● STORED RECORDS:
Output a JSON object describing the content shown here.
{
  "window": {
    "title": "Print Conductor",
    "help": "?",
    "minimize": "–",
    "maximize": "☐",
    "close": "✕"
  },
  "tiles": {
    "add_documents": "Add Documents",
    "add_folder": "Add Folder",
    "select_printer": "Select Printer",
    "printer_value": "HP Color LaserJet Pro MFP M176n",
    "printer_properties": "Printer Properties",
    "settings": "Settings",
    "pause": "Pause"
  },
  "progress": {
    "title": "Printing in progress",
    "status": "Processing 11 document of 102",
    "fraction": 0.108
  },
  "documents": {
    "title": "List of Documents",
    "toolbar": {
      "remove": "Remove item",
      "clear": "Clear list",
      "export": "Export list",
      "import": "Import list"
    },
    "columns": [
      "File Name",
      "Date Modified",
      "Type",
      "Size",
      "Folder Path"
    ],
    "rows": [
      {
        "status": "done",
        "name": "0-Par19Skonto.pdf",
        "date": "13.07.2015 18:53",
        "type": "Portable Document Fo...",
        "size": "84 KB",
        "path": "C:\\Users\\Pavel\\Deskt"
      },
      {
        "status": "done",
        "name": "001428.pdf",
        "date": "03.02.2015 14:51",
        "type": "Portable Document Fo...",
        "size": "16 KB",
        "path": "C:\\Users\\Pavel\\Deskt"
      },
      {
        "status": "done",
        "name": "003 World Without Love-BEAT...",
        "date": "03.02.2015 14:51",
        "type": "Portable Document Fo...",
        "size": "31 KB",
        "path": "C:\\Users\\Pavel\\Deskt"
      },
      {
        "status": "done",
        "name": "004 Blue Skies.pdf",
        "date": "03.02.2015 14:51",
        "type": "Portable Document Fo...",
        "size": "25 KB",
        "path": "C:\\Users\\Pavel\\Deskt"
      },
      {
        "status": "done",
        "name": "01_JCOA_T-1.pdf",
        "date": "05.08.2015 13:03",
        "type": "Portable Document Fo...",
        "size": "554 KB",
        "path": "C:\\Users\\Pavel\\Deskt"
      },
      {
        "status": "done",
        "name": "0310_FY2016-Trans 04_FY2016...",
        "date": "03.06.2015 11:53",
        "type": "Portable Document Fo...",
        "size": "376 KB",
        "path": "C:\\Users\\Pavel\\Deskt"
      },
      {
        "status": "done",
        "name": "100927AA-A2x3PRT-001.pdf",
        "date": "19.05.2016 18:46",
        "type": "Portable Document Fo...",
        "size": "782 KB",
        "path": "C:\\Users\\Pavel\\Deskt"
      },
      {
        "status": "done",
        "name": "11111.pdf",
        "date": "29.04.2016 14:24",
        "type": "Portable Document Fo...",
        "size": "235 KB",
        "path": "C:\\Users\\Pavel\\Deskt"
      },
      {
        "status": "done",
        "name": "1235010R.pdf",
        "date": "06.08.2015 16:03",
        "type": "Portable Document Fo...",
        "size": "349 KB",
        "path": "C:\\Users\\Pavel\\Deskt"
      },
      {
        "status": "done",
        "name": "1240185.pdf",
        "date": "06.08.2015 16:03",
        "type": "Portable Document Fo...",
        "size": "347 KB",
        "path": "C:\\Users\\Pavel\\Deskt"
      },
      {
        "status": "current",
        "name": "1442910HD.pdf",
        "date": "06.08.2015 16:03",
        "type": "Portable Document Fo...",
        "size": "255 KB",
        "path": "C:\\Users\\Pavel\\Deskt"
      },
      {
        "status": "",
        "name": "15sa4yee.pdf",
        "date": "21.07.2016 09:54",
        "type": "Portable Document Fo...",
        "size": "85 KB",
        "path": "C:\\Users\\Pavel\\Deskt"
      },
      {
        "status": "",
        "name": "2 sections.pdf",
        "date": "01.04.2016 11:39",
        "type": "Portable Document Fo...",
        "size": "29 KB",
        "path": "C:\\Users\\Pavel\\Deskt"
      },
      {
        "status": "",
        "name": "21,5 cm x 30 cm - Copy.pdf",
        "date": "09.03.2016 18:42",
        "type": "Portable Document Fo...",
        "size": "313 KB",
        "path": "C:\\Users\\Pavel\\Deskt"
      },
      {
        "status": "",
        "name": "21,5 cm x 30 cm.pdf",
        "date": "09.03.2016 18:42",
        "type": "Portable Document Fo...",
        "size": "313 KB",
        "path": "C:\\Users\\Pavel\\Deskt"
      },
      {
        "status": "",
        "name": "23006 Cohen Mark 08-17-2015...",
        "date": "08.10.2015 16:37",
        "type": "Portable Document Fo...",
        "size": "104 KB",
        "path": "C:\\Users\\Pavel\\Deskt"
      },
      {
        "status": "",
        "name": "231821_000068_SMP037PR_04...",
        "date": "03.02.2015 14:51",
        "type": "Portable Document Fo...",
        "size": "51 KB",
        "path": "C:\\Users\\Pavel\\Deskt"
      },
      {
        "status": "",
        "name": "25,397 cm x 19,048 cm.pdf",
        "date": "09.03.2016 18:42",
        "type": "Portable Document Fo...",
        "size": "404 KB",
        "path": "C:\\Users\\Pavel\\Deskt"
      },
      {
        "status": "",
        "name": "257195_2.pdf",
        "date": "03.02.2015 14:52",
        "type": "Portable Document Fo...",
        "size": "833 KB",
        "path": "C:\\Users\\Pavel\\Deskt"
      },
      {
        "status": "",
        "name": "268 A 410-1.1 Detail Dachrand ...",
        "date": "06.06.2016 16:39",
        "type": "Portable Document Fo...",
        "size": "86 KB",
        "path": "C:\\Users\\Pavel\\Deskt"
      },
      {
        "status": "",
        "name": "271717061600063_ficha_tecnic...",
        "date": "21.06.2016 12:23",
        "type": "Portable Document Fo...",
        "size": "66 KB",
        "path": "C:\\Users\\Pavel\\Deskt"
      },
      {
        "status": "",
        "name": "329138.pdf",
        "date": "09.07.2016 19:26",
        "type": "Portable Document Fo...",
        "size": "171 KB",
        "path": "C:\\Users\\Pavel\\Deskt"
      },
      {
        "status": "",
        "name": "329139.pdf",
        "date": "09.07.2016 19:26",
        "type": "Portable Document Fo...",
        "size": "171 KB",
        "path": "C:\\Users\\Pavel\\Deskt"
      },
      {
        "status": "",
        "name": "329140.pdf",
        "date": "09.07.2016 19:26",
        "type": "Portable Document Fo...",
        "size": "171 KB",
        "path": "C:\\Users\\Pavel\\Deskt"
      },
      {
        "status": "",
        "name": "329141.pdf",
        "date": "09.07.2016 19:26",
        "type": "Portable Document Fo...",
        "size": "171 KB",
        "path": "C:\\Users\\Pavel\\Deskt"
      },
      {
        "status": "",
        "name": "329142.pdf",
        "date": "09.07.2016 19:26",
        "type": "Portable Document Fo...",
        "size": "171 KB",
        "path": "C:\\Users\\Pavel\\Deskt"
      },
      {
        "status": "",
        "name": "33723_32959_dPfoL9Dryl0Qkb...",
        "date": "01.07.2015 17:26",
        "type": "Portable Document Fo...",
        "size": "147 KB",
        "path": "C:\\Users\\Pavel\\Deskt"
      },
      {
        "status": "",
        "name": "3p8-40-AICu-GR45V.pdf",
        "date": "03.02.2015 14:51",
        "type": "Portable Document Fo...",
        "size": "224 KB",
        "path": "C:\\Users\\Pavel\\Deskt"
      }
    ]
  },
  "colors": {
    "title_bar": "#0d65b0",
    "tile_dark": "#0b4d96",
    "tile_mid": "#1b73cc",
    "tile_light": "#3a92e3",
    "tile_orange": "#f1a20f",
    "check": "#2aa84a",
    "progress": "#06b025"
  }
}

● AIM OF THE TASK:
Reproduce the full listing word for word.

● FULL ANSWER:
Output a JSON object describing the content shown here.
{
  "window": {
    "title": "Print Conductor",
    "help": "?",
    "minimize": "–",
    "maximize": "☐",
    "close": "✕"
  },
  "tiles": {
    "add_documents": "Add Documents",
    "add_folder": "Add Folder",
    "select_printer": "Select Printer",
    "printer_value": "HP Color LaserJet Pro MFP M176n",
    "printer_properties": "Printer Properties",
    "settings": "Settings",
    "pause": "Pause"
  },
  "progress": {
    "title": "Printing in progress",
    "status": "Processing 11 document of 102",
    "fraction": 0.108
  },
  "documents": {
    "title": "List of Documents",
    "toolbar": {
      "remove": "Remove item",
      "clear": "Clear list",
      "export": "Export list",
      "import": "Import list"
    },
    "columns": [
      "File Name",
      "Date Modified",
      "Type",
      "Size",
      "Folder Path"
    ],
    "rows": [
      {
        "status": "done",
        "name": "0-Par19Skonto.pdf",
        "date": "13.07.2015 18:53",
        "type": "Portable Document Fo...",
        "size": "84 KB",
        "path": "C:\\Users\\Pavel\\Deskt"
      },
      {
        "status": "done",
        "name": "001428.pdf",
        "date": "03.02.2015 14:51",
        "type": "Portable Document Fo...",
        "size": "16 KB",
        "path": "C:\\Users\\Pavel\\Deskt"
      },
      {
        "status": "done",
        "name": "003 World Without Love-BEAT...",
        "date": "03.02.2015 14:51",
        "type": "Portable Document Fo...",
        "size": "31 KB",
        "path": "C:\\Users\\Pavel\\Deskt"
      },
      {
        "status": "done",
        "name": "004 Blue Skies.pdf",
        "date": "03.02.2015 14:51",
        "type": "Portable Document Fo...",
        "size": "25 KB",
        "path": "C:\\Users\\Pavel\\Deskt"
      },
      {
        "status": "done",
        "name": "01_JCOA_T-1.pdf",
        "date": "05.08.2015 13:03",
        "type": "Portable Document Fo...",
        "size": "554 KB",
        "path": "C:\\Users\\Pavel\\Deskt"
      },
      {
        "status": "done",
        "name": "0310_FY2016-Trans 04_FY2016...",
        "date": "03.06.2015 11:53",
        "type": "Portable Document Fo...",
        "size": "376 KB",
        "path": "C:\\Users\\Pavel\\Deskt"
      },
      {
        "status": "done",
        "name": "100927AA-A2x3PRT-001.pdf",
        "date": "19.05.2016 18:46",
        "type": "Portable Document Fo...",
        "size": "782 KB",
        "path": "C:\\Users\\Pavel\\Deskt"
      },
      {
        "status": "done",
        "name": "11111.pdf",
        "date": "29.04.2016 14:24",
        "type": "Portable Document Fo...",
        "size": "235 KB",
        "path": "C:\\Users\\Pavel\\Deskt"
      },
      {
        "status": "done",
        "name": "1235010R.pdf",
        "date": "06.08.2015 16:03",
        "type": "Portable Document Fo...",
        "size": "349 KB",
        "path": "C:\\Users\\Pavel\\Deskt"
      },
      {
        "status": "done",
        "name": "1240185.pdf",
        "date": "06.08.2015 16:03",
        "type": "Portable Document Fo...",
        "size": "347 KB",
        "path": "C:\\Users\\Pavel\\Deskt"
      },
      {
        "status": "current",
        "name": "1442910HD.pdf",
        "date": "06.08.2015 16:03",
        "type": "Portable Document Fo...",
        "size": "255 KB",
        "path": "C:\\Users\\Pavel\\Deskt"
      },
      {
        "status": "",
        "name": "15sa4yee.pdf",
        "date": "21.07.2016 09:54",
        "type": "Portable Document Fo...",
        "size": "85 KB",
        "path": "C:\\Users\\Pavel\\Deskt"
      },
      {
        "status": "",
        "name": "2 sections.pdf",
        "date": "01.04.2016 11:39",
        "type": "Portable Document Fo...",
        "size": "29 KB",
        "path": "C:\\Users\\Pavel\\Deskt"
      },
      {
        "status": "",
        "name": "21,5 cm x 30 cm - Copy.pdf",
        "date": "09.03.2016 18:42",
        "type": "Portable Document Fo...",
        "size": "313 KB",
        "path": "C:\\Users\\Pavel\\Deskt"
      },
      {
        "status": "",
        "name": "21,5 cm x 30 cm.pdf",
        "date": "09.03.2016 18:42",
        "type": "Portable Document Fo...",
        "size": "313 KB",
        "path": "C:\\Users\\Pavel\\Deskt"
      },
      {
        "status": "",
        "name": "23006 Cohen Mark 08-17-2015...",
        "date": "08.10.2015 16:37",
        "type": "Portable Document Fo...",
        "size": "104 KB",
        "path": "C:\\Users\\Pavel\\Deskt"
      },
      {
        "status": "",
        "name": "231821_000068_SMP037PR_04...",
        "date": "03.02.2015 14:51",
        "type": "Portable Document Fo...",
        "size": "51 KB",
        "path": "C:\\Users\\Pavel\\Deskt"
      },
      {
        "status": "",
        "name": "25,397 cm x 19,048 cm.pdf",
        "date": "09.03.2016 18:42",
        "type": "Portable Document Fo...",
        "size": "404 KB",
        "path": "C:\\Users\\Pavel\\Deskt"
      },
      {
        "status": "",
        "name": "257195_2.pdf",
        "date": "03.02.2015 14:52",
        "type": "Portable Document Fo...",
        "size": "833 KB",
        "path": "C:\\Users\\Pavel\\Deskt"
      },
      {
        "status": "",
        "name": "268 A 410-1.1 Detail Dachrand ...",
        "date": "06.06.2016 16:39",
        "type": "Portable Document Fo...",
        "size": "86 KB",
        "path": "C:\\Users\\Pavel\\Deskt"
      },
      {
        "status": "",
        "name": "271717061600063_ficha_tecnic...",
        "date": "21.06.2016 12:23",
        "type": "Portable Document Fo...",
        "size": "66 KB",
        "path": "C:\\Users\\Pavel\\Deskt"
      },
      {
        "status": "",
        "name": "329138.pdf",
        "date": "09.07.2016 19:26",
        "type": "Portable Document Fo...",
        "size": "171 KB",
        "path": "C:\\Users\\Pavel\\Deskt"
      },
      {
        "status": "",
        "name": "329139.pdf",
        "date": "09.07.2016 19:26",
        "type": "Portable Document Fo...",
        "size": "171 KB",
        "path": "C:\\Users\\Pavel\\Deskt"
      },
      {
        "status": "",
        "name": "329140.pdf",
        "date": "09.07.2016 19:26",
        "type": "Portable Document Fo...",
        "size": "171 KB",
        "path": "C:\\Users\\Pavel\\Deskt"
      },
      {
        "status": "",
        "name": "329141.pdf",
        "date": "09.07.2016 19:26",
        "type": "Portable Document Fo...",
        "size": "171 KB",
        "path": "C:\\Users\\Pavel\\Deskt"
      },
      {
        "status": "",
        "name": "329142.pdf",
        "date": "09.07.2016 19:26",
        "type": "Portable Document Fo...",
        "size": "171 KB",
        "path": "C:\\Users\\Pavel\\Deskt"
      },
      {
        "status": "",
        "name": "33723_32959_dPfoL9Dryl0Qkb...",
        "date": "01.07.2015 17:26",
        "type": "Portable Document Fo...",
        "size": "147 KB",
        "path": "C:\\Users\\Pavel\\Deskt"
      },
      {
        "status": "",
        "name": "3p8-40-AICu-GR45V.pdf",
        "date": "03.02.2015 14:51",
        "type": "Portable Document Fo...",
        "size": "224 KB",
        "path": "C:\\Users\\Pavel\\Deskt"
      }
    ]
  },
  "colors": {
    "title_bar": "#0d65b0",
    "tile_dark": "#0b4d96",
    "tile_mid": "#1b73cc",
    "tile_light": "#3a92e3",
    "tile_orange": "#f1a20f",
    "check": "#2aa84a",
    "progress": "#06b025"
  }
}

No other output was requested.